▶ Required task
Find all lines in the records that include the word "name", and copy them out.

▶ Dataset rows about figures
<<<<
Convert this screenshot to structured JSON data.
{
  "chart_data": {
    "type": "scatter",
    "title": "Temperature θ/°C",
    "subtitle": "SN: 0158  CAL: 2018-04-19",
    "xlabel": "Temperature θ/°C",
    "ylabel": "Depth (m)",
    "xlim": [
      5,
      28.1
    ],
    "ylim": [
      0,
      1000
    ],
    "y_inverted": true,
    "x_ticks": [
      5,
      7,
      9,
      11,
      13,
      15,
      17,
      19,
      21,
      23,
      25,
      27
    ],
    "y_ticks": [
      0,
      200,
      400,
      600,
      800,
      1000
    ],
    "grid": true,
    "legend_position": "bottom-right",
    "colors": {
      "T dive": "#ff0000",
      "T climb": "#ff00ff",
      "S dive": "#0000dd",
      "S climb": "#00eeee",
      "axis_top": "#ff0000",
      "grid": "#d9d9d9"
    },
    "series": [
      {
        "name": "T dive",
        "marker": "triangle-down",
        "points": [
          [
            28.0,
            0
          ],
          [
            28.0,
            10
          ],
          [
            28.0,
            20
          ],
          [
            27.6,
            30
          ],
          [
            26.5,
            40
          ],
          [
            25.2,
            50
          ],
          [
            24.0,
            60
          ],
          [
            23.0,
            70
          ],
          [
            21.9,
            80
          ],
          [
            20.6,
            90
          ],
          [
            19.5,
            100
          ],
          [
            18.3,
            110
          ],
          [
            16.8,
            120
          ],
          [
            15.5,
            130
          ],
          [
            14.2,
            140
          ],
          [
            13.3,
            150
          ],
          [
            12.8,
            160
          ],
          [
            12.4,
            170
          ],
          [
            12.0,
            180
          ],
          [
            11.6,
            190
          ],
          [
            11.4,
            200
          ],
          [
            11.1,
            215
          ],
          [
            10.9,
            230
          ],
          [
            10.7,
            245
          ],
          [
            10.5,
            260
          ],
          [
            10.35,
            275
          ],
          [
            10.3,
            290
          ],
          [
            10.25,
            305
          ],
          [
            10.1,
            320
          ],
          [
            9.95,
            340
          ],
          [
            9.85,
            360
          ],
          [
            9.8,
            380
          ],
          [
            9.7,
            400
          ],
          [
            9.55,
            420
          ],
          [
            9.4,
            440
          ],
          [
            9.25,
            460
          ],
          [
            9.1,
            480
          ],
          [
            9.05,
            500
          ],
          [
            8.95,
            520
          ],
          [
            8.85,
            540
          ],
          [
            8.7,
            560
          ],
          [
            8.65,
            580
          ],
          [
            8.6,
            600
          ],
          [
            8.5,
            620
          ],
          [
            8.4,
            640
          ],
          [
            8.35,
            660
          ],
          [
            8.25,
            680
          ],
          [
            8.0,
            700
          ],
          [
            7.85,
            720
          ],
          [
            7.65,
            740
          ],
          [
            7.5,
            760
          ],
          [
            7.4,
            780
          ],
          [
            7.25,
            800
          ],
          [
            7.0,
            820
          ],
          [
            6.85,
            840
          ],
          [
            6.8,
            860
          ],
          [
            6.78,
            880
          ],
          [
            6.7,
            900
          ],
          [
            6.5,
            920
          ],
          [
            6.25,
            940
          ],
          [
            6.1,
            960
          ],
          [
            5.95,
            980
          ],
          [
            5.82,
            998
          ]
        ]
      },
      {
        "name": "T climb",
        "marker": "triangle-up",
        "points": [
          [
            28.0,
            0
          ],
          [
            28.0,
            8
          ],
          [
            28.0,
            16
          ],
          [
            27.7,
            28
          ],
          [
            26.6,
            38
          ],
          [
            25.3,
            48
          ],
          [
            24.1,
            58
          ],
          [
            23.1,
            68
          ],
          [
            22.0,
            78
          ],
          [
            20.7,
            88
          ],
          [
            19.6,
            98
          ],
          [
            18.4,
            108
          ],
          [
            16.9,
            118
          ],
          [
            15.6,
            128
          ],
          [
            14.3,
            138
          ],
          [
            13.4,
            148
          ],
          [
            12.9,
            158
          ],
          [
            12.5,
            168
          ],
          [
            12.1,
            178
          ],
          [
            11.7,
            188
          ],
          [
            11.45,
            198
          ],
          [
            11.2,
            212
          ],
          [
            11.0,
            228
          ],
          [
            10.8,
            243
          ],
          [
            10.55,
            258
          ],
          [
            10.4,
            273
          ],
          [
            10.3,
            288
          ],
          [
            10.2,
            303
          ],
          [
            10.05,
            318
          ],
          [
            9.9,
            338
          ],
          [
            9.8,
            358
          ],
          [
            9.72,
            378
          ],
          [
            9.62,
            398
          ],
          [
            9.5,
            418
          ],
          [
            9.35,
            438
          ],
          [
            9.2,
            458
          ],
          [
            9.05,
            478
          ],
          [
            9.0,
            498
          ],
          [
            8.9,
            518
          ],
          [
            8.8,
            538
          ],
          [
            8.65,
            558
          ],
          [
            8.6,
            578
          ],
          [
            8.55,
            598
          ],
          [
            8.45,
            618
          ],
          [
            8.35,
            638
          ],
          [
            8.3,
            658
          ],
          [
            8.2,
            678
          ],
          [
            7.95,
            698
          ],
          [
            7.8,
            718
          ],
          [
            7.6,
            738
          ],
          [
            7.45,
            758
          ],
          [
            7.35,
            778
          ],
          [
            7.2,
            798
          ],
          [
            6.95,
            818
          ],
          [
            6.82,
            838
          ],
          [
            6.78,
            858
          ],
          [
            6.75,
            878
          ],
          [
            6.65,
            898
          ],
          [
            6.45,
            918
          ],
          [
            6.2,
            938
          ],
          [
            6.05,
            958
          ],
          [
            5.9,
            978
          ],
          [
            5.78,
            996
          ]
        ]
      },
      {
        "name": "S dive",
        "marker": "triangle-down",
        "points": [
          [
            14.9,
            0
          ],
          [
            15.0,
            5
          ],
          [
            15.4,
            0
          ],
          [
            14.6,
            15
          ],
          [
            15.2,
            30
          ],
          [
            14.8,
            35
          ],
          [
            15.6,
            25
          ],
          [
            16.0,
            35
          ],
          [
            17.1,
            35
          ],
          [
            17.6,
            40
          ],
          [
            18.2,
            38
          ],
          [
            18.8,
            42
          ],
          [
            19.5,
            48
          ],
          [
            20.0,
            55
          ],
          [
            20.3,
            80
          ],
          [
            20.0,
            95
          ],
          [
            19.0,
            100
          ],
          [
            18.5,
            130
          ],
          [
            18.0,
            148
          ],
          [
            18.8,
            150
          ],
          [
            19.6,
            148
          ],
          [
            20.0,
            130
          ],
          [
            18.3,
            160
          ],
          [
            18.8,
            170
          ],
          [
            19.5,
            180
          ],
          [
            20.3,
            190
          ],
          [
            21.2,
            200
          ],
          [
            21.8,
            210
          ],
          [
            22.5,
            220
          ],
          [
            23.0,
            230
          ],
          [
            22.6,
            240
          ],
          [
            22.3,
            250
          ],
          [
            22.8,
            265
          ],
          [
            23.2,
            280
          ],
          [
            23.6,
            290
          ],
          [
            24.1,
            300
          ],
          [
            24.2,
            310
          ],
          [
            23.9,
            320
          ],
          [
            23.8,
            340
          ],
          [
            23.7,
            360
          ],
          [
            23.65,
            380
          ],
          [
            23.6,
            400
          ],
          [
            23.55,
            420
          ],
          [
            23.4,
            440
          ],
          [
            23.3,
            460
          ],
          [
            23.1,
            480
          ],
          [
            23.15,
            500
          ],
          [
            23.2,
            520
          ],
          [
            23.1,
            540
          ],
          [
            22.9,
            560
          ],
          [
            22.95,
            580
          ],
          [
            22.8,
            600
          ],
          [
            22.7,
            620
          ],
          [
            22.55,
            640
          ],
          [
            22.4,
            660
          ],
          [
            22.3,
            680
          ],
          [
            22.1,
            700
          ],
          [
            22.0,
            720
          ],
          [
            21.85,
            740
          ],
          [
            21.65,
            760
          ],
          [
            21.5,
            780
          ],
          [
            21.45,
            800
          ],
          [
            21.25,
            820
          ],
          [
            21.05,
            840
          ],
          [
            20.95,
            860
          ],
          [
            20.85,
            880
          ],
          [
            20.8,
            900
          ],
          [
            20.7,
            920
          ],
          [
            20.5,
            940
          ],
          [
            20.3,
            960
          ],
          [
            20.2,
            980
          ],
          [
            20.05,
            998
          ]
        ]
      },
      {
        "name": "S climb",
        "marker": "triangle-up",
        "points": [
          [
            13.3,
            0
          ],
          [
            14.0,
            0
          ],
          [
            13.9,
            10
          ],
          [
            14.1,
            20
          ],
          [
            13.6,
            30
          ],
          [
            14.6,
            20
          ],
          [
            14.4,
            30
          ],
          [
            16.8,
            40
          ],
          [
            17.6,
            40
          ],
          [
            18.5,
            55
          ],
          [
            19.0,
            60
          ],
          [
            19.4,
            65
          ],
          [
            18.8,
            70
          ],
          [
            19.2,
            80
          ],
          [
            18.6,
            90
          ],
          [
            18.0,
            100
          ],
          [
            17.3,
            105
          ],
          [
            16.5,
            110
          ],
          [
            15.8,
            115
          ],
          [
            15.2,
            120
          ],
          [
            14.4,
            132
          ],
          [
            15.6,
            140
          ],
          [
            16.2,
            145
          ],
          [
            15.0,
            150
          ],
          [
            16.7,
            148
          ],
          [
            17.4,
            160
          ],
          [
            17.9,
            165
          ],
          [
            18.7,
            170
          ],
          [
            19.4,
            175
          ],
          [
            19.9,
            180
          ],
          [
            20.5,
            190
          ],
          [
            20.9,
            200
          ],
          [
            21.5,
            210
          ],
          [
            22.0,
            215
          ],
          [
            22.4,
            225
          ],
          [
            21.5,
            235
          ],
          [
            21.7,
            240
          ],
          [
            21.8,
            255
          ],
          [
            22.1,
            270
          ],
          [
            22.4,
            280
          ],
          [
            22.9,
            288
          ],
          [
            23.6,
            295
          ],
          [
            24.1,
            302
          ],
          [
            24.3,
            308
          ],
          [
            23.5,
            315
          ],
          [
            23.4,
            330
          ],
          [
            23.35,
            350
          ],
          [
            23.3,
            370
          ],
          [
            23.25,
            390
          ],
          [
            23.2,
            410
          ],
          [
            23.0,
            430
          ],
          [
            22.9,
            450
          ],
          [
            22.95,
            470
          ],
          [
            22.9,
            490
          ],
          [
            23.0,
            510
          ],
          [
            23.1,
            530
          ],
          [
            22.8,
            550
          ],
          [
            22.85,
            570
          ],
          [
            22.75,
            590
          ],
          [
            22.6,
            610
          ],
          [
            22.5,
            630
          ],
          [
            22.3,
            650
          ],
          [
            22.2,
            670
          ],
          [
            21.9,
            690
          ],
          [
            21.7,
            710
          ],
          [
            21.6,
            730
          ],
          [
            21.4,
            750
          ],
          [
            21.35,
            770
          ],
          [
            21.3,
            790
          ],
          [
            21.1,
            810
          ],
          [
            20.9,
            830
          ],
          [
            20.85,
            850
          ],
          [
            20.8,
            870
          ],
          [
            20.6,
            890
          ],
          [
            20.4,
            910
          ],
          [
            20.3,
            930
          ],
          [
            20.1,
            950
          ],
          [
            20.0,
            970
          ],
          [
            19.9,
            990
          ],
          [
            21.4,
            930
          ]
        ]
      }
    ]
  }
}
>>>>
▶ Exercise answer
        "name": "T dive",
        "name": "T climb",
        "name": "S dive",
        "name": "S climb",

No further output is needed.